>> BEGIN Source data
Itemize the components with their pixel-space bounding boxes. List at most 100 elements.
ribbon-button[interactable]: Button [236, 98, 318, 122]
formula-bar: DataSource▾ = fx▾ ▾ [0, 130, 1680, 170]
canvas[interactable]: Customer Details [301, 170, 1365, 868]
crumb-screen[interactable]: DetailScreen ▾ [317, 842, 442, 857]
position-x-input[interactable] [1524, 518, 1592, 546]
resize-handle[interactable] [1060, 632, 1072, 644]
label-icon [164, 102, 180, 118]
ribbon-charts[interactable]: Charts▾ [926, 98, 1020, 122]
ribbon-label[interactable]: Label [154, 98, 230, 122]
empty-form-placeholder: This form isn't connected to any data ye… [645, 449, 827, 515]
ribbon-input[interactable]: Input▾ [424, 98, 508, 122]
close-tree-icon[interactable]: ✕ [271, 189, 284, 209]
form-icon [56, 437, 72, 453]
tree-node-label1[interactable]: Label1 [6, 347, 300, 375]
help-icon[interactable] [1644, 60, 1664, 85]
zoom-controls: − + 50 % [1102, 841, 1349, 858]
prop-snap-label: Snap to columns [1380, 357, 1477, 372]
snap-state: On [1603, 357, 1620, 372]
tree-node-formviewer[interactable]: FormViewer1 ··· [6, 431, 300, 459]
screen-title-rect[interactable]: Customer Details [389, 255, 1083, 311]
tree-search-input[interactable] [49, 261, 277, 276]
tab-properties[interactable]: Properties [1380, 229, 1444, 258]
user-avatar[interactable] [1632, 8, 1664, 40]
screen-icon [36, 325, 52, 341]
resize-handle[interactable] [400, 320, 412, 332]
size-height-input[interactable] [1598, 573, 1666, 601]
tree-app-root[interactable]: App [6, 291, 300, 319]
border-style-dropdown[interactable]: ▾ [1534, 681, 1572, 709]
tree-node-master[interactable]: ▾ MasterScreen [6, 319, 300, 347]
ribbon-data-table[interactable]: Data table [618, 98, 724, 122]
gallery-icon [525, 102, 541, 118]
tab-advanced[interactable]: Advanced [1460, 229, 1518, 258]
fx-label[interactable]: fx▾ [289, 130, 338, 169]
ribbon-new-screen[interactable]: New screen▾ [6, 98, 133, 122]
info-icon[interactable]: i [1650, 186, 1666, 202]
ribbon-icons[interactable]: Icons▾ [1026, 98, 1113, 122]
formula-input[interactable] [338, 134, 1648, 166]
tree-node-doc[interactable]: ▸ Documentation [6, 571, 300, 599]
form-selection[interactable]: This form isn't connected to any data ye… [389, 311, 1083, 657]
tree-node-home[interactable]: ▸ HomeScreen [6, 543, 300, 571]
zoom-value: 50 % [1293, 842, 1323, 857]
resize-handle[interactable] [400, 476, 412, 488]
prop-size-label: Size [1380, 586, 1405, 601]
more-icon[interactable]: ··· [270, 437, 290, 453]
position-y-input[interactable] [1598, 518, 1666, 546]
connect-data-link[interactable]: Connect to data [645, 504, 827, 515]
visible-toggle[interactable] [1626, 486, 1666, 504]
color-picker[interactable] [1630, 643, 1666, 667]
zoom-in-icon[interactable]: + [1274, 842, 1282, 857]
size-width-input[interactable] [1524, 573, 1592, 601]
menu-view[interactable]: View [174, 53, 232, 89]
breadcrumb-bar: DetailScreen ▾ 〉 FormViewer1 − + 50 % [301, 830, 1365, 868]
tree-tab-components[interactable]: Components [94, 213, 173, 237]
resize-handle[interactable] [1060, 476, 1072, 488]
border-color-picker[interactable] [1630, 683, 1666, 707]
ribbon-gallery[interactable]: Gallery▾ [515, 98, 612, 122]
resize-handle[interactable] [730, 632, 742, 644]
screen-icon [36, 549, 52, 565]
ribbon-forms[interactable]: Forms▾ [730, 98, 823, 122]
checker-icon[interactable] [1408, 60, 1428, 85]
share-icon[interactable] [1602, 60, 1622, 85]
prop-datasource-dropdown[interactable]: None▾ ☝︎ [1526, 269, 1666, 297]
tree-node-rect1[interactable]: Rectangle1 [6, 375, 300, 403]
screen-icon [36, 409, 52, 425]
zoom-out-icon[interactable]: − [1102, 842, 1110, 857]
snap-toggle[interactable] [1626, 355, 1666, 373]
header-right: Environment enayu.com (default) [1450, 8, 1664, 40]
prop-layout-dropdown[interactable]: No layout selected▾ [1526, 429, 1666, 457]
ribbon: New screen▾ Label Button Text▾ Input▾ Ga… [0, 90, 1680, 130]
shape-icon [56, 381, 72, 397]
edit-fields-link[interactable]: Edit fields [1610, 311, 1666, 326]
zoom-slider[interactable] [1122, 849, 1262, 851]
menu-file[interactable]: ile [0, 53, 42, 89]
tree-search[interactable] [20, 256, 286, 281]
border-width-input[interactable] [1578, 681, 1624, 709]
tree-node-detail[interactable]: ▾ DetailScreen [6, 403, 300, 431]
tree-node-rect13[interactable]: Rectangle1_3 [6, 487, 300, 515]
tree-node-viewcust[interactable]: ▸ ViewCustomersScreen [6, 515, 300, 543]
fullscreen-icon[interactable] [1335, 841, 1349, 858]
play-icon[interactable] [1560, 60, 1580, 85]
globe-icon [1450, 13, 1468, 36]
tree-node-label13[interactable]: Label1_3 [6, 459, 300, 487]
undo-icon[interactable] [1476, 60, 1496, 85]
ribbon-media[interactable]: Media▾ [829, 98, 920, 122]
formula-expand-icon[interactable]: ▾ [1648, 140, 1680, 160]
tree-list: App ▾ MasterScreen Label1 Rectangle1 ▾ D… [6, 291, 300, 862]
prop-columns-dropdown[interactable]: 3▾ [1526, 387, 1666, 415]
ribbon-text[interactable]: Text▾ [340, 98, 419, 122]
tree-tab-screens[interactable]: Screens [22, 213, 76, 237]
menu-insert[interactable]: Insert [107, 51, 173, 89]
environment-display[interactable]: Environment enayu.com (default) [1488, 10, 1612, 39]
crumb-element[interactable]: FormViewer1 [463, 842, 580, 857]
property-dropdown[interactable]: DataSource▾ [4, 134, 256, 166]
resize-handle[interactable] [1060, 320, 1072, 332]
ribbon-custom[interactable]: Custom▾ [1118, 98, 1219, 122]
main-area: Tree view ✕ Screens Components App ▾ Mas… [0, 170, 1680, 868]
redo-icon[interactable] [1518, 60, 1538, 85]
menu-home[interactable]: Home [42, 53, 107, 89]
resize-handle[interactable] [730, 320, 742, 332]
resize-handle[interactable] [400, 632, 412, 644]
>> END Source data
Copy out every line of the records above word for word, with no changes.

Full output -
Itemize the components with their pixel-space bounding boxes. List at most 100 elements.
ribbon-button[interactable]: Button [236, 98, 318, 122]
formula-bar: DataSource▾ = fx▾ ▾ [0, 130, 1680, 170]
canvas[interactable]: Customer Details [301, 170, 1365, 868]
crumb-screen[interactable]: DetailScreen ▾ [317, 842, 442, 857]
position-x-input[interactable] [1524, 518, 1592, 546]
resize-handle[interactable] [1060, 632, 1072, 644]
label-icon [164, 102, 180, 118]
ribbon-charts[interactable]: Charts▾ [926, 98, 1020, 122]
ribbon-label[interactable]: Label [154, 98, 230, 122]
empty-form-placeholder: This form isn't connected to any data ye… [645, 449, 827, 515]
ribbon-input[interactable]: Input▾ [424, 98, 508, 122]
close-tree-icon[interactable]: ✕ [271, 189, 284, 209]
form-icon [56, 437, 72, 453]
tree-node-label1[interactable]: Label1 [6, 347, 300, 375]
help-icon[interactable] [1644, 60, 1664, 85]
zoom-controls: − + 50 % [1102, 841, 1349, 858]
prop-snap-label: Snap to columns [1380, 357, 1477, 372]
snap-state: On [1603, 357, 1620, 372]
tree-node-formviewer[interactable]: FormViewer1 ··· [6, 431, 300, 459]
screen-title-rect[interactable]: Customer Details [389, 255, 1083, 311]
tree-search-input[interactable] [49, 261, 277, 276]
tab-properties[interactable]: Properties [1380, 229, 1444, 258]
user-avatar[interactable] [1632, 8, 1664, 40]
screen-icon [36, 325, 52, 341]
resize-handle[interactable] [400, 320, 412, 332]
size-height-input[interactable] [1598, 573, 1666, 601]
tree-app-root[interactable]: App [6, 291, 300, 319]
border-style-dropdown[interactable]: ▾ [1534, 681, 1572, 709]
tree-node-master[interactable]: ▾ MasterScreen [6, 319, 300, 347]
ribbon-data-table[interactable]: Data table [618, 98, 724, 122]
gallery-icon [525, 102, 541, 118]
tab-advanced[interactable]: Advanced [1460, 229, 1518, 258]
fx-label[interactable]: fx▾ [289, 130, 338, 169]
ribbon-new-screen[interactable]: New screen▾ [6, 98, 133, 122]
info-icon[interactable]: i [1650, 186, 1666, 202]
ribbon-icons[interactable]: Icons▾ [1026, 98, 1113, 122]
formula-input[interactable] [338, 134, 1648, 166]
tree-node-doc[interactable]: ▸ Documentation [6, 571, 300, 599]
form-selection[interactable]: This form isn't connected to any data ye… [389, 311, 1083, 657]
tree-node-home[interactable]: ▸ HomeScreen [6, 543, 300, 571]
zoom-value: 50 % [1293, 842, 1323, 857]
resize-handle[interactable] [400, 476, 412, 488]
prop-size-label: Size [1380, 586, 1405, 601]
more-icon[interactable]: ··· [270, 437, 290, 453]
position-y-input[interactable] [1598, 518, 1666, 546]
connect-data-link[interactable]: Connect to data [645, 504, 827, 515]
visible-toggle[interactable] [1626, 486, 1666, 504]
color-picker[interactable] [1630, 643, 1666, 667]
zoom-in-icon[interactable]: + [1274, 842, 1282, 857]
size-width-input[interactable] [1524, 573, 1592, 601]
menu-view[interactable]: View [174, 53, 232, 89]
breadcrumb-bar: DetailScreen ▾ 〉 FormViewer1 − + 50 % [301, 830, 1365, 868]
tree-tab-components[interactable]: Components [94, 213, 173, 237]
resize-handle[interactable] [1060, 476, 1072, 488]
border-color-picker[interactable] [1630, 683, 1666, 707]
ribbon-gallery[interactable]: Gallery▾ [515, 98, 612, 122]
resize-handle[interactable] [730, 632, 742, 644]
screen-icon [36, 549, 52, 565]
ribbon-forms[interactable]: Forms▾ [730, 98, 823, 122]
checker-icon[interactable] [1408, 60, 1428, 85]
share-icon[interactable] [1602, 60, 1622, 85]
prop-datasource-dropdown[interactable]: None▾ ☝︎ [1526, 269, 1666, 297]
tree-node-rect1[interactable]: Rectangle1 [6, 375, 300, 403]
screen-icon [36, 409, 52, 425]
zoom-out-icon[interactable]: − [1102, 842, 1110, 857]
snap-toggle[interactable] [1626, 355, 1666, 373]
header-right: Environment enayu.com (default) [1450, 8, 1664, 40]
prop-layout-dropdown[interactable]: No layout selected▾ [1526, 429, 1666, 457]
ribbon: New screen▾ Label Button Text▾ Input▾ Ga… [0, 90, 1680, 130]
shape-icon [56, 381, 72, 397]
edit-fields-link[interactable]: Edit fields [1610, 311, 1666, 326]
zoom-slider[interactable] [1122, 849, 1262, 851]
menu-file[interactable]: ile [0, 53, 42, 89]
tree-search[interactable] [20, 256, 286, 281]
border-width-input[interactable] [1578, 681, 1624, 709]
tree-node-detail[interactable]: ▾ DetailScreen [6, 403, 300, 431]
tree-node-rect13[interactable]: Rectangle1_3 [6, 487, 300, 515]
tree-node-viewcust[interactable]: ▸ ViewCustomersScreen [6, 515, 300, 543]
fullscreen-icon[interactable] [1335, 841, 1349, 858]
play-icon[interactable] [1560, 60, 1580, 85]
globe-icon [1450, 13, 1468, 36]
tree-node-label13[interactable]: Label1_3 [6, 459, 300, 487]
undo-icon[interactable] [1476, 60, 1496, 85]
ribbon-media[interactable]: Media▾ [829, 98, 920, 122]
formula-expand-icon[interactable]: ▾ [1648, 140, 1680, 160]
tree-list: App ▾ MasterScreen Label1 Rectangle1 ▾ D… [6, 291, 300, 862]
prop-columns-dropdown[interactable]: 3▾ [1526, 387, 1666, 415]
ribbon-text[interactable]: Text▾ [340, 98, 419, 122]
tree-tab-screens[interactable]: Screens [22, 213, 76, 237]
menu-insert[interactable]: Insert [107, 51, 173, 89]
environment-display[interactable]: Environment enayu.com (default) [1488, 10, 1612, 39]
crumb-element[interactable]: FormViewer1 [463, 842, 580, 857]
property-dropdown[interactable]: DataSource▾ [4, 134, 256, 166]
resize-handle[interactable] [1060, 320, 1072, 332]
ribbon-custom[interactable]: Custom▾ [1118, 98, 1219, 122]
main-area: Tree view ✕ Screens Components App ▾ Mas… [0, 170, 1680, 868]
redo-icon[interactable] [1518, 60, 1538, 85]
menu-home[interactable]: Home [42, 53, 107, 89]
resize-handle[interactable] [730, 320, 742, 332]
resize-handle[interactable] [400, 632, 412, 644]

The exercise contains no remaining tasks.